THINGS TO DO
a - List each circumstance under which the legal opinion says the evidence can be found legally insufficient.
b - Write out the passage of the legal opinion starting at "The challenge in" and ending at "standard release language.".

PROVIDED TEXT
_ _ _ _ _
We can find the evidence legally insufficient if: (1) there is a complete lack of evidence for the finding; (2) there is evidence to support the finding, but rules of law or evidence bar the court from giving any weight to the evidence; (3) there is no more than a scintilla of evidence to support the finding; or (4) the evidence conclusively establishes the opposite of the finding. Merrell Dow Pharms., Inc. v. Havner, 953 S.W.2d 706, 711 (Tex.1997).
In order to determine whether there was insufficient evidence to support the trial court's ruling that Edwards's defense of release was proved, we must determine whether, as a matter of law, the bankruptcy court settlement agreement discharged MFC's claims against Edwards. In order to do so, we must construe the language of the release as it was read into the bankruptcy court record. There is no claim that the language is ambiguous, so the general rule is that a trial court must interpret the meaning of the language and ascertain the true intention of the parties from the language printed within the “four corners” of the agreement. Coker v. Coker, 650 S.W.2d 391, 393 (Tex.1983). “To achieve this objective, courts should examine and consider the entire writing in an effort to harmonize and give effect to all the provisions of the contract so that none will be rendered meaningless.” Id. In construing the language, a court may consider evidence of the facts and circumstances surrounding the execution of the agreement. Boales v. Brighton Builders, Inc., 29 S.W.3d 159, 167 (Tex.App.-Houston [14th Dist.] 2000, pet. denied) (“A release will be construed in light of the facts and circumstances surrounding its execution.”). Since the construction of an unambiguous agreement is a matter of law, we examine the trial court's ruling de novo. Coker, 650 S.W.2d at 393 (“If the written instrument is so worded that it can be given a certain or definite legal meaning or interpretation, then it is not ambiguous and the court will construe the contract as a matter of law.”).
The challenge in this case is to interpret the words dictated into the bankruptcy court record by the lawyers for the “parties.” On August 30, 2000, before the United States Bankruptcy Court in Dallas, Edwards, Smith, W. Scott Blessing, M.D., P.A., W. Scott Blessing, M.D., and Lisa Blessing and others appeared, individually, or by counsel, to read into the record settlements in a complicated set of transactions and lawsuits. Smith's counsel took the lead. On the record, he described the terms as they related to several parties, including the Blessings, who were involved in bankruptcy proceedings, and others who were involved in related litigation, such as Smith and Edwards. Smith's counsel described in detail the parameters of the settlement agreement which included substantial standard release language.
A. Pertinent Release Language
The language in the bankruptcy court settlement agreement, which Edwards asserts released him of MFC's claims, is a total of eleven lines in a thirty-page reporter's record for that hearing. These discrete eleven lines, in the context of the entire settlement agreement between Edwards and Smith, pertain to an adversary proceeding in the bankruptcy court, a Dallas County District Court suit, and general release of claims. The pertinent provisions of this settlement agreement are set out below, including the provision pointed to by Edwards as being dispositive which is “highlighted” in bold print: 1
Specifically as relating to the state cause of action, Your Honor, and that is Cause Number DV99-10071, styled W.R. Edwards, Jr., versus Lionel Smith, and it's pending the 162nd Judicial District Court of Dallas County, Texas, and that's what the following relates to.
_ _ _ _ _
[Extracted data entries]
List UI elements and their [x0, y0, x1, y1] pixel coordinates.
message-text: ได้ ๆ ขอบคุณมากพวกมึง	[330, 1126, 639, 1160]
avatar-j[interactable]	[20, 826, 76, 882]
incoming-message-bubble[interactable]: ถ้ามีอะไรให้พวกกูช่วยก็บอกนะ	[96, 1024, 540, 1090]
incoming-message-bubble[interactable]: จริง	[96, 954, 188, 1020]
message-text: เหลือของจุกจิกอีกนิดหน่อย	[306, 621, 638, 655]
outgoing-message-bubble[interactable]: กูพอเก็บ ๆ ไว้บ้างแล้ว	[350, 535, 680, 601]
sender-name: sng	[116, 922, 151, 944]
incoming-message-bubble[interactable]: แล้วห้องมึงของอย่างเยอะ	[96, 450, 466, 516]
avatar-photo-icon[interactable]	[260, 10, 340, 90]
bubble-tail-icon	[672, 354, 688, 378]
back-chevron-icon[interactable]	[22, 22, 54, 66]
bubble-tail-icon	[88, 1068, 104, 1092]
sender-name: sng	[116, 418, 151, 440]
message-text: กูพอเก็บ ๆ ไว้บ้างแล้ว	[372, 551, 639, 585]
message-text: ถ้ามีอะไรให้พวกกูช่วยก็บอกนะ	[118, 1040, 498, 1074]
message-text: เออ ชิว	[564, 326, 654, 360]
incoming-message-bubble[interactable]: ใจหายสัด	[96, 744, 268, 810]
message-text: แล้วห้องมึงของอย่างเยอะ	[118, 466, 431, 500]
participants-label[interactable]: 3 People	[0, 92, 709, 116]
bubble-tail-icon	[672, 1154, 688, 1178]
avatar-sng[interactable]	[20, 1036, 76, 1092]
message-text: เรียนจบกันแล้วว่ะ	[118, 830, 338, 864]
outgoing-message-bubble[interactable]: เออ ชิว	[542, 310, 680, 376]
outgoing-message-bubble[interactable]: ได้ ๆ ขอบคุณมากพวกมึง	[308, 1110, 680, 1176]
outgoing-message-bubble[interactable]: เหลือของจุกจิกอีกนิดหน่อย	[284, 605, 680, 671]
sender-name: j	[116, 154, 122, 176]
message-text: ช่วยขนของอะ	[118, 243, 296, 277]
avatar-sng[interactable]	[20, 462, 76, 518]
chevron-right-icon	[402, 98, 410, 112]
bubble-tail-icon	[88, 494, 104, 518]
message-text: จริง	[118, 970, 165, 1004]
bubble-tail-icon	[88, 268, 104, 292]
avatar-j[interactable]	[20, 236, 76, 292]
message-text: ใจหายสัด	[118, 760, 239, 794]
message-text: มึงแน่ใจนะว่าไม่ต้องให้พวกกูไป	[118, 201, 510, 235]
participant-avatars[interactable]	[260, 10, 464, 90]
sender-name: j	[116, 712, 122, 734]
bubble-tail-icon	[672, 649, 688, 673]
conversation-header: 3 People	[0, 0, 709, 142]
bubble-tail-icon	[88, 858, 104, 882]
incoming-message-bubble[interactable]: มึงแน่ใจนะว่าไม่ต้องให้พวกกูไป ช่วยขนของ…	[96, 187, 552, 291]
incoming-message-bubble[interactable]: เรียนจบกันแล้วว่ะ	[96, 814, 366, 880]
_ _ _ _ _
PER-TASK ANSWERS
a -
1. There is a complete lack of evidence for the finding.
2. There is evidence to support the finding, but rules of law or evidence bar the court from giving any weight to the evidence.
3. There is no more than a scintilla of evidence to support the finding.
4. The evidence conclusively establishes the opposite of the finding.

b -
The challenge in this case is to interpret the words dictated into the bankruptcy court record by the lawyers for the “parties.” On August 30, 2000, before the United States Bankruptcy Court in Dallas, Edwards, Smith, W. Scott Blessing, M.D., P.A., W. Scott Blessing, M.D., and Lisa Blessing and others appeared, individually, or by counsel, to read into the record settlements in a complicated set of transactions and lawsuits. Smith's counsel took the lead. On the record, he described the terms as they related to several parties, including the Blessings, who were involved in bankruptcy proceedings, and others who were involved in related litigation, such as Smith and Edwards. Smith's counsel described in detail the parameters of the settlement agreement which included substantial standard release language.